## YOUR INSTRUCTIONS:
Count how many lines mention the word "screenshot". Write that number alone.

## PROVIDED DATA:
========================================================================

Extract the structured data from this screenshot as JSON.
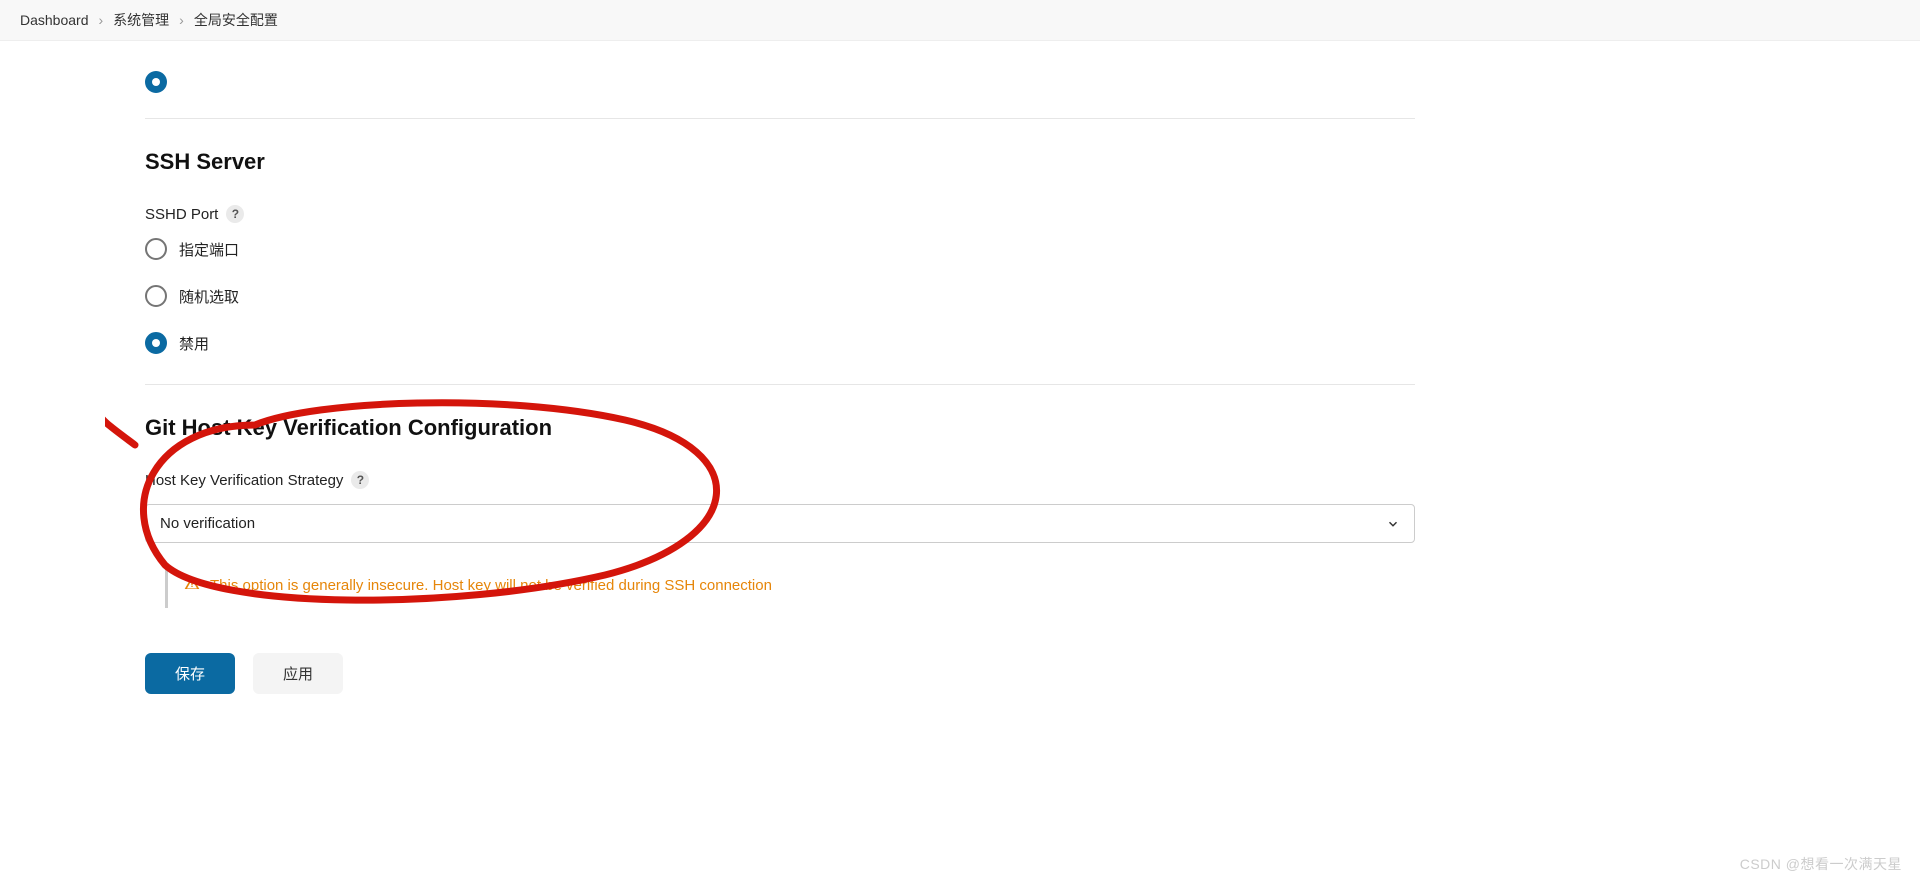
{
  "breadcrumb": {
    "items": [
      "Dashboard",
      "系统管理",
      "全局安全配置"
    ]
  },
  "sections": {
    "ssh": {
      "title": "SSH Server",
      "port_label": "SSHD Port",
      "options": [
        {
          "label": "指定端口",
          "selected": false
        },
        {
          "label": "随机选取",
          "selected": false
        },
        {
          "label": "禁用",
          "selected": true
        }
      ]
    },
    "git": {
      "title": "Git Host Key Verification Configuration",
      "strategy_label": "Host Key Verification Strategy",
      "selected_value": "No verification",
      "warning": "This option is generally insecure. Host key will not be verified during SSH connection"
    }
  },
  "buttons": {
    "save": "保存",
    "apply": "应用"
  },
  "help_glyph": "?",
  "watermark": "CSDN @想看一次满天星"
}
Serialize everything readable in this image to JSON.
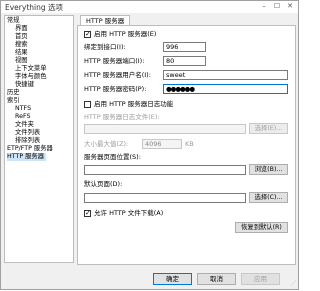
{
  "window": {
    "title": "Everything 选项"
  },
  "tree": {
    "items": [
      {
        "label": "常规",
        "level": 0
      },
      {
        "label": "界面",
        "level": 1
      },
      {
        "label": "首页",
        "level": 1
      },
      {
        "label": "搜索",
        "level": 1
      },
      {
        "label": "结果",
        "level": 1
      },
      {
        "label": "视图",
        "level": 1
      },
      {
        "label": "上下文菜单",
        "level": 1
      },
      {
        "label": "字体与颜色",
        "level": 1
      },
      {
        "label": "快捷键",
        "level": 1
      },
      {
        "label": "历史",
        "level": 0
      },
      {
        "label": "索引",
        "level": 0
      },
      {
        "label": "NTFS",
        "level": 1
      },
      {
        "label": "ReFS",
        "level": 1
      },
      {
        "label": "文件夹",
        "level": 1
      },
      {
        "label": "文件列表",
        "level": 1
      },
      {
        "label": "排除列表",
        "level": 1
      },
      {
        "label": "ETP/FTP 服务器",
        "level": 0
      },
      {
        "label": "HTTP 服务器",
        "level": 0,
        "selected": true
      }
    ]
  },
  "panel": {
    "tab": "HTTP 服务器",
    "enable_http": {
      "label": "启用 HTTP 服务器(E)",
      "checked": true
    },
    "bind_interface": {
      "label": "绑定到接口(I):",
      "value": "996"
    },
    "port": {
      "label": "HTTP 服务器端口(I):",
      "value": "80"
    },
    "username": {
      "label": "HTTP 服务器用户名(I):",
      "value": "sweet"
    },
    "password": {
      "label": "HTTP 服务器密码(P):",
      "value": "●●●●●●"
    },
    "enable_log": {
      "label": "启用 HTTP 服务器日志功能",
      "checked": false
    },
    "log_file": {
      "label": "HTTP 服务器日志文件(E):",
      "value": "",
      "button": "选择(E)..."
    },
    "log_size": {
      "label": "大小最大值(Z):",
      "value": "4096",
      "unit": "KB"
    },
    "page_location": {
      "label": "服务器页面位置(S):",
      "value": "",
      "button": "浏览(B)..."
    },
    "default_page": {
      "label": "默认页面(D):",
      "value": "",
      "button": "选择(C)..."
    },
    "allow_download": {
      "label": "允许 HTTP 文件下载(A)",
      "checked": true
    },
    "restore_default": "恢复到默认(R)"
  },
  "footer": {
    "ok": "确定",
    "cancel": "取消",
    "apply": "应用"
  }
}
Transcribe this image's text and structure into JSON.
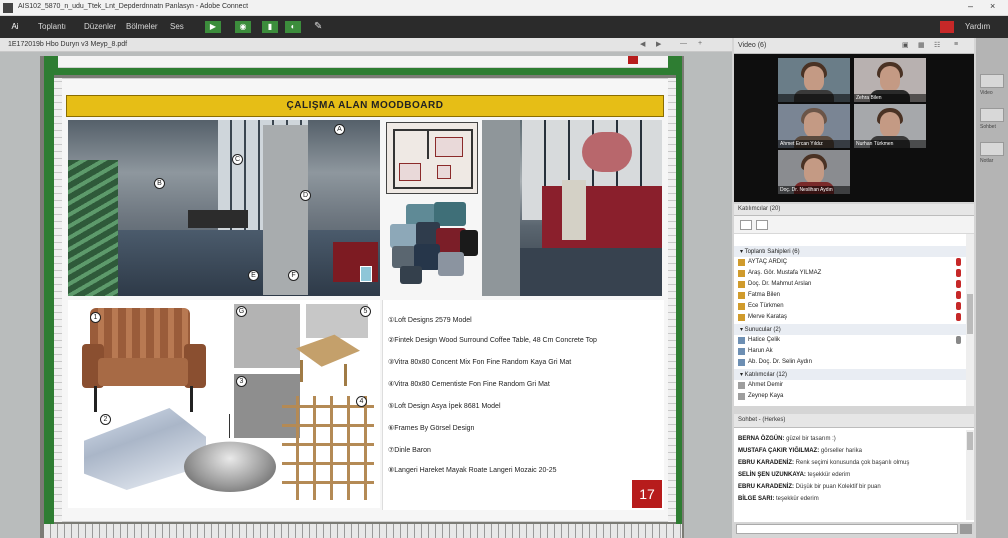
{
  "window": {
    "title": "AIS102_5870_n_udu_Ttek_Lnt_Depderdnnatn Panlasyn - Adobe Connect",
    "minimize": "–",
    "close": "×"
  },
  "menu": {
    "items": [
      "Toplantı",
      "Düzenler",
      "Bölmeler",
      "Ses"
    ],
    "tool_labels": [
      "▶",
      "◉",
      "▮",
      "◐",
      "✎"
    ],
    "help": "Yardım"
  },
  "share_pod": {
    "filename": "1E172019b Hbo Duryn v3 Meyp_8.pdf",
    "page_controls": [
      "◀",
      "▶",
      "—",
      "+"
    ]
  },
  "moodboard": {
    "title": "ÇALIŞMA ALAN MOODBOARD",
    "page_number": "17",
    "callouts": [
      "1",
      "2",
      "3",
      "4",
      "5",
      "A",
      "B",
      "C",
      "D",
      "E",
      "F",
      "G"
    ],
    "items": [
      "①Loft Designs 2579 Model",
      "②Fintek Design Wood Surround Coffee Table, 48 Cm Concrete Top",
      "③Vitra 80x80 Concent Mix Fon Fine Random Kaya Gri Mat",
      "④Vitra 80x80 Cementiste Fon Fine Random Gri Mat",
      "⑤Loft Design Asya İpek 8681 Model",
      "⑥Frames By Görsel Design",
      "⑦Dinle Baron",
      "⑧Langeri Hareket Mayak Roate Langeri Mozaic 20-25"
    ]
  },
  "video": {
    "header": "Video (6)",
    "participants": [
      {
        "name": ""
      },
      {
        "name": "Zehra Bilen"
      },
      {
        "name": "Ahmet Ercan Yıldız"
      },
      {
        "name": "Nurhan Türkmen"
      },
      {
        "name": "Doç. Dr. Neslihan Aydın"
      }
    ]
  },
  "attendees": {
    "header": "Katılımcılar (20)",
    "rows": [
      {
        "type": "group",
        "text": "▾ Toplantı Sahipleri (6)"
      },
      {
        "type": "person",
        "text": "AYTAÇ ARDIÇ"
      },
      {
        "type": "person",
        "text": "Araş. Gör. Mustafa YILMAZ"
      },
      {
        "type": "person",
        "text": "Doç. Dr. Mahmut Arslan"
      },
      {
        "type": "person",
        "text": "Fatma Bilen"
      },
      {
        "type": "person",
        "text": "Ece Türkmen"
      },
      {
        "type": "person",
        "text": "Merve Karataş"
      },
      {
        "type": "group",
        "text": "▾ Sunucular (2)"
      },
      {
        "type": "person",
        "text": "Hatice Çelik"
      },
      {
        "type": "person",
        "text": "Harun Ak"
      },
      {
        "type": "person",
        "text": "Ab. Doç. Dr. Selin Aydın"
      },
      {
        "type": "group",
        "text": "▾ Katılımcılar (12)"
      },
      {
        "type": "person",
        "text": "Ahmet Demir"
      },
      {
        "type": "person",
        "text": "Zeynep Kaya"
      }
    ]
  },
  "chat": {
    "header": "Sohbet - (Herkes)",
    "lines": [
      {
        "who": "BERNA ÖZGÜN:",
        "msg": "güzel bir tasarım :)"
      },
      {
        "who": "MUSTAFA ÇAKIR YIĞILMAZ:",
        "msg": "görseller harika"
      },
      {
        "who": "EBRU KARADENİZ:",
        "msg": "Renk seçimi konusunda çok başarılı olmuş"
      },
      {
        "who": "SELİN ŞEN UZUNKAYA:",
        "msg": "teşekkür ederim"
      },
      {
        "who": "EBRU KARADENİZ:",
        "msg": "Düşük bir puan Kolektif bir puan"
      },
      {
        "who": "BİLGE SARI:",
        "msg": "teşekkür ederim"
      }
    ]
  },
  "far_pods": [
    {
      "label": "Video"
    },
    {
      "label": "Sohbet"
    },
    {
      "label": "Notlar"
    }
  ],
  "colors": {
    "title_gold": "#e6be16",
    "frame_green": "#2e7d32",
    "accent_red": "#b71c1c",
    "menubar": "#2b2b2b"
  }
}
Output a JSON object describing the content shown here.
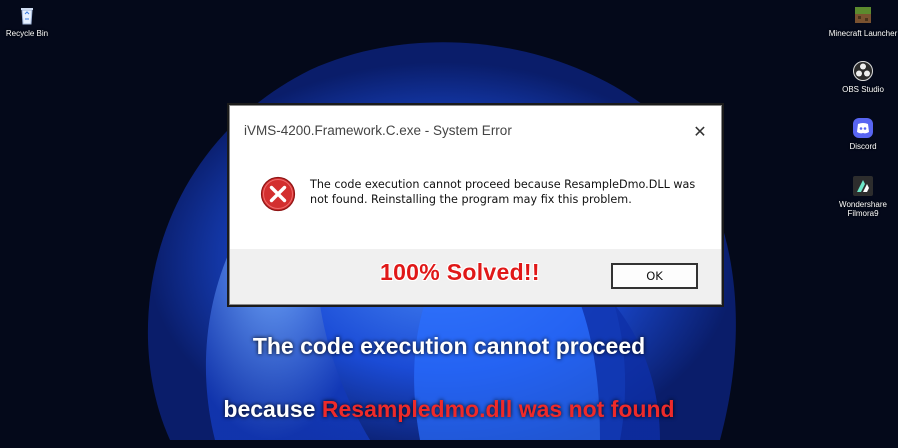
{
  "desktop": {
    "icons": [
      {
        "label": "Recycle Bin",
        "icon": "recycle-bin-icon"
      },
      {
        "label": "Minecraft Launcher",
        "icon": "minecraft-icon"
      },
      {
        "label": "OBS Studio",
        "icon": "obs-icon"
      },
      {
        "label": "Discord",
        "icon": "discord-icon"
      },
      {
        "label": "Wondershare Filmora9",
        "icon": "filmora-icon"
      }
    ]
  },
  "dialog": {
    "title": "iVMS-4200.Framework.C.exe - System Error",
    "close_glyph": "✕",
    "message": "The code execution cannot proceed because ResampleDmo.DLL was not found. Reinstalling the program may fix this problem.",
    "ok_label": "OK",
    "error_icon": "error-icon"
  },
  "overlay": {
    "solved_text": "100% Solved!!",
    "caption_line1": "The code execution cannot proceed",
    "caption_line2_prefix": "because ",
    "caption_line2_highlight": "Resampledmo.dll was not found"
  },
  "colors": {
    "highlight_red": "#ee2a2a",
    "error_red": "#d32f2f",
    "wallpaper_blue": "#1f5eff"
  }
}
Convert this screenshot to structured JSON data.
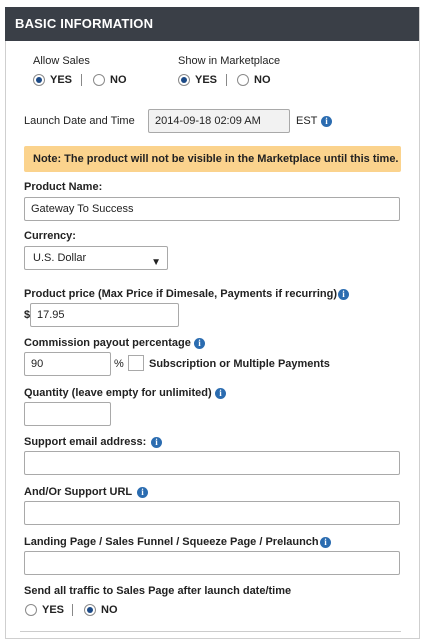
{
  "header": {
    "title": "BASIC INFORMATION"
  },
  "allow_sales": {
    "label": "Allow Sales",
    "yes": "YES",
    "no": "NO",
    "selected": "yes"
  },
  "show_marketplace": {
    "label": "Show in Marketplace",
    "yes": "YES",
    "no": "NO",
    "selected": "yes"
  },
  "launch": {
    "label": "Launch Date and Time",
    "value": "2014-09-18 02:09 AM",
    "tz": "EST"
  },
  "note": "Note: The product will not be visible in the Marketplace until this time.",
  "product_name": {
    "label": "Product Name:",
    "value": "Gateway To Success"
  },
  "currency": {
    "label": "Currency:",
    "value": "U.S. Dollar"
  },
  "price": {
    "label": "Product price (Max Price if Dimesale, Payments if recurring)",
    "prefix": "$",
    "value": "17.95"
  },
  "commission": {
    "label": "Commission payout percentage",
    "value": "90",
    "suffix": "%",
    "checkbox_label": "Subscription or Multiple Payments"
  },
  "quantity": {
    "label": "Quantity (leave empty for unlimited)",
    "value": ""
  },
  "support_email": {
    "label": "Support email address:",
    "value": ""
  },
  "support_url": {
    "label": "And/Or Support URL",
    "value": ""
  },
  "landing_page": {
    "label": "Landing Page / Sales Funnel / Squeeze Page / Prelaunch",
    "value": ""
  },
  "send_traffic": {
    "label": "Send all traffic to Sales Page after launch date/time",
    "yes": "YES",
    "no": "NO",
    "selected": "no"
  },
  "icons": {
    "info": "info-icon",
    "dropdown": "caret-down-icon"
  },
  "colors": {
    "header_bg": "#3a3f47",
    "note_bg": "#fbd38d",
    "info_blue": "#2b6cb0",
    "radio_selected": "#1c4a86"
  }
}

========================================================================

## ANSWER BELOW:
2